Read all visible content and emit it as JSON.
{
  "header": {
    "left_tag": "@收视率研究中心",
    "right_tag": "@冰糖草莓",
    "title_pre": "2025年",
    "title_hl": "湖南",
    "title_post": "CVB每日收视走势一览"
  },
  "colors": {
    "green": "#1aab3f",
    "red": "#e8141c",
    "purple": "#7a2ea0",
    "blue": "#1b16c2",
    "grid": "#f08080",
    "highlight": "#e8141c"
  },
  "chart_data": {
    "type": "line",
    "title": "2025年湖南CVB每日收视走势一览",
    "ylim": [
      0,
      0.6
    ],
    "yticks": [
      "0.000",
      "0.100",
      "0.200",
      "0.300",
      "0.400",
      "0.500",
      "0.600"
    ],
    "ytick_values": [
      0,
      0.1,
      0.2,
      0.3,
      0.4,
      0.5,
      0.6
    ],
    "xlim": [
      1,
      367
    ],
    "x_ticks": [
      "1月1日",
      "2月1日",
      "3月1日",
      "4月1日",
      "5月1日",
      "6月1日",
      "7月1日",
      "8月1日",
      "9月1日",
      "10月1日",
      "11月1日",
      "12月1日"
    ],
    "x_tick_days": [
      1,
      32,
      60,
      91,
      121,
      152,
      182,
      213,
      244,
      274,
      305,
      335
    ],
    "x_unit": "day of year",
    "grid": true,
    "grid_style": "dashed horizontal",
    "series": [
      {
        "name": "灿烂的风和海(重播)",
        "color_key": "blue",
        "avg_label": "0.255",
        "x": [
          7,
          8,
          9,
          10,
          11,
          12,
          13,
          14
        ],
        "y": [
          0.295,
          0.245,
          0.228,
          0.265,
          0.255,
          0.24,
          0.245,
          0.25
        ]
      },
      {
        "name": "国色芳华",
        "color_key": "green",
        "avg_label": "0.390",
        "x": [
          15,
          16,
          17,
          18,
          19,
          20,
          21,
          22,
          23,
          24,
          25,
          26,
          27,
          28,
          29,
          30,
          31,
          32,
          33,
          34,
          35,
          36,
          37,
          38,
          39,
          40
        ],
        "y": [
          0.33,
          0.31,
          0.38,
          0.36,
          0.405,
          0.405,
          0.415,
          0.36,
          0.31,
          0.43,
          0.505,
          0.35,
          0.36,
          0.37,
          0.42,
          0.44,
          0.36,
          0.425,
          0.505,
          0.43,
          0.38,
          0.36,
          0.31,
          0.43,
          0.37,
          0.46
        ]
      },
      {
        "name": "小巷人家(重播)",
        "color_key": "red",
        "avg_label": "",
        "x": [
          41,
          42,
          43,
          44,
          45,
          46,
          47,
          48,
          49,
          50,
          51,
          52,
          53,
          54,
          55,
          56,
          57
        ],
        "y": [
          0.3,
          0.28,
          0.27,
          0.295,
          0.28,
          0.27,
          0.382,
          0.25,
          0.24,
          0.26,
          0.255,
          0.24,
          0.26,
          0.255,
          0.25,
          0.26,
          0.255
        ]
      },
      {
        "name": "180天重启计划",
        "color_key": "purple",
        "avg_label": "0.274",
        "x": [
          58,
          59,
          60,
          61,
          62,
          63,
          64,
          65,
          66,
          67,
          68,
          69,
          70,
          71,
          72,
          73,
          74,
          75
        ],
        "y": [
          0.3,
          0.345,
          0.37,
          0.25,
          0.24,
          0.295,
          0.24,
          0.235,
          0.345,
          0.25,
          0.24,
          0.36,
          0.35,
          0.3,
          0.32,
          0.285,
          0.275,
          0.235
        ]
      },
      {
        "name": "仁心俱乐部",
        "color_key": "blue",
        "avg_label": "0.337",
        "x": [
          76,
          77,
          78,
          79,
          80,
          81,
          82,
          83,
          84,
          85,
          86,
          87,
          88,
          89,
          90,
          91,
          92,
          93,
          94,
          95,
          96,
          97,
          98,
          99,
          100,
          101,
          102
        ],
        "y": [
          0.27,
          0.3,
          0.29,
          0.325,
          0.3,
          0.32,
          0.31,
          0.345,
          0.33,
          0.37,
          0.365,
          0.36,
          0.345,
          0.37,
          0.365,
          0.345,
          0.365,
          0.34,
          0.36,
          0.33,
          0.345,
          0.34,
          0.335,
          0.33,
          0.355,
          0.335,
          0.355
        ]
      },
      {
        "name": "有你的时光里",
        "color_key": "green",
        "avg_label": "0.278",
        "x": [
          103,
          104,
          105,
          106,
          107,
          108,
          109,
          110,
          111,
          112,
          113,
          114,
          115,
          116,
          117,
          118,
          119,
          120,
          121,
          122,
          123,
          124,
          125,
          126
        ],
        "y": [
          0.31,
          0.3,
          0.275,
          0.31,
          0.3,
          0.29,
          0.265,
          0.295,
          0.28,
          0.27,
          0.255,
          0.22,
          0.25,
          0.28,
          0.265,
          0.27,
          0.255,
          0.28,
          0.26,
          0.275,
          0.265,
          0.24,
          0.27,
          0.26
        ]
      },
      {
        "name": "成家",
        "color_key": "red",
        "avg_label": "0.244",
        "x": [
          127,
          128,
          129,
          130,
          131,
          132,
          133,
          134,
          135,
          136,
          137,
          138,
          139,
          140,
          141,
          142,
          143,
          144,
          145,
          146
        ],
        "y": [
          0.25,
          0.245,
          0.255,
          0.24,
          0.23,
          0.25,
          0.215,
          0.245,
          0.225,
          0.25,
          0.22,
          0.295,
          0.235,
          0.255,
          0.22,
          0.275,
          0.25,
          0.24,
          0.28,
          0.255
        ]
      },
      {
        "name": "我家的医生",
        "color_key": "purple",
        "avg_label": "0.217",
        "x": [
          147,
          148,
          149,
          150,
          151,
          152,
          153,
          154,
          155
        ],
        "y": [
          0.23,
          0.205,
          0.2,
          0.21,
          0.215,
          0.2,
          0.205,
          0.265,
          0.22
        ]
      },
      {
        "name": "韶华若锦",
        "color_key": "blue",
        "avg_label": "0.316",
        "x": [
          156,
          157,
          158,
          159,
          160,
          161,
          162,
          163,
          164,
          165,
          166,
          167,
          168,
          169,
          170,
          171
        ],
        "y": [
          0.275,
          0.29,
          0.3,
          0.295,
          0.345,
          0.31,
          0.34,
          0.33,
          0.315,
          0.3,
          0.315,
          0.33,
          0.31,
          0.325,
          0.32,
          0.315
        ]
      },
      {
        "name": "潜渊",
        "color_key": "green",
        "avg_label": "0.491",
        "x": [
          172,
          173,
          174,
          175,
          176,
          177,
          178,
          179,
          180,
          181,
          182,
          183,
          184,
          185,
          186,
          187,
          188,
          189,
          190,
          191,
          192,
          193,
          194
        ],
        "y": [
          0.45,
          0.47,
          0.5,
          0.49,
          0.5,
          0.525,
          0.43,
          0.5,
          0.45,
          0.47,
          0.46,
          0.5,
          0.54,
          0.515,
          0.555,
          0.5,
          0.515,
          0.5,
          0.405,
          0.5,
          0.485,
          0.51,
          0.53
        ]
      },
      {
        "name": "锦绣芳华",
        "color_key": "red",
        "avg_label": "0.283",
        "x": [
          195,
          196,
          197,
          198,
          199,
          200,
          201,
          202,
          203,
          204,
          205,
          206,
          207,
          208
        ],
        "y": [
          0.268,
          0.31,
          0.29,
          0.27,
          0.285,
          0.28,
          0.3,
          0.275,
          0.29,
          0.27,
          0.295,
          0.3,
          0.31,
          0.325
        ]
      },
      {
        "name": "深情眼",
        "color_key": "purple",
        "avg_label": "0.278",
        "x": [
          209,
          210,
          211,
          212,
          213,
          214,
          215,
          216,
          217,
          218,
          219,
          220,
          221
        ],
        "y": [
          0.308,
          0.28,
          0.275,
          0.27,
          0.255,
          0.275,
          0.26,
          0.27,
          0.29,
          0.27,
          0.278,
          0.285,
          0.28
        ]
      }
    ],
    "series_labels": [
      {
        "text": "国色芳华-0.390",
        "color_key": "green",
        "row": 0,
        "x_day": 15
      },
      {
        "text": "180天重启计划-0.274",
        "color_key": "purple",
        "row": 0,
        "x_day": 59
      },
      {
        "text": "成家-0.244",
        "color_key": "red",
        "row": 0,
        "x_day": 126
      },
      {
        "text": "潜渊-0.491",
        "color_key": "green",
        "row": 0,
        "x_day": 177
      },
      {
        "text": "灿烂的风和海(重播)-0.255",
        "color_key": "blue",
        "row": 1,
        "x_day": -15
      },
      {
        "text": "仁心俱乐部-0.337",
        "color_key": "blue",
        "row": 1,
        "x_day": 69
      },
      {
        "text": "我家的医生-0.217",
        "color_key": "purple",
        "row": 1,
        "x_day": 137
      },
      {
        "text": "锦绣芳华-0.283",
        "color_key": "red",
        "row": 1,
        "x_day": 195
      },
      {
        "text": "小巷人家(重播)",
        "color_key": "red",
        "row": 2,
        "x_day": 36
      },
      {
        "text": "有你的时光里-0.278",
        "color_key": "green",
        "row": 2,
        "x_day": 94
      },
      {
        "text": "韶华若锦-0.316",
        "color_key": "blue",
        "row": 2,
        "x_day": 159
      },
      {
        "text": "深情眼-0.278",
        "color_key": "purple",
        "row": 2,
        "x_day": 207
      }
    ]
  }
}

- - - - -

SET EXERCISE:
Identify the lines that contain the string "name", and copy every one of them.

WORKED SOLUTION:
        "name": "灿烂的风和海(重播)",
        "name": "国色芳华",
        "name": "小巷人家(重播)",
        "name": "180天重启计划",
        "name": "仁心俱乐部",
        "name": "有你的时光里",
        "name": "成家",
        "name": "我家的医生",
        "name": "韶华若锦",
        "name": "潜渊",
        "name": "锦绣芳华",
        "name": "深情眼",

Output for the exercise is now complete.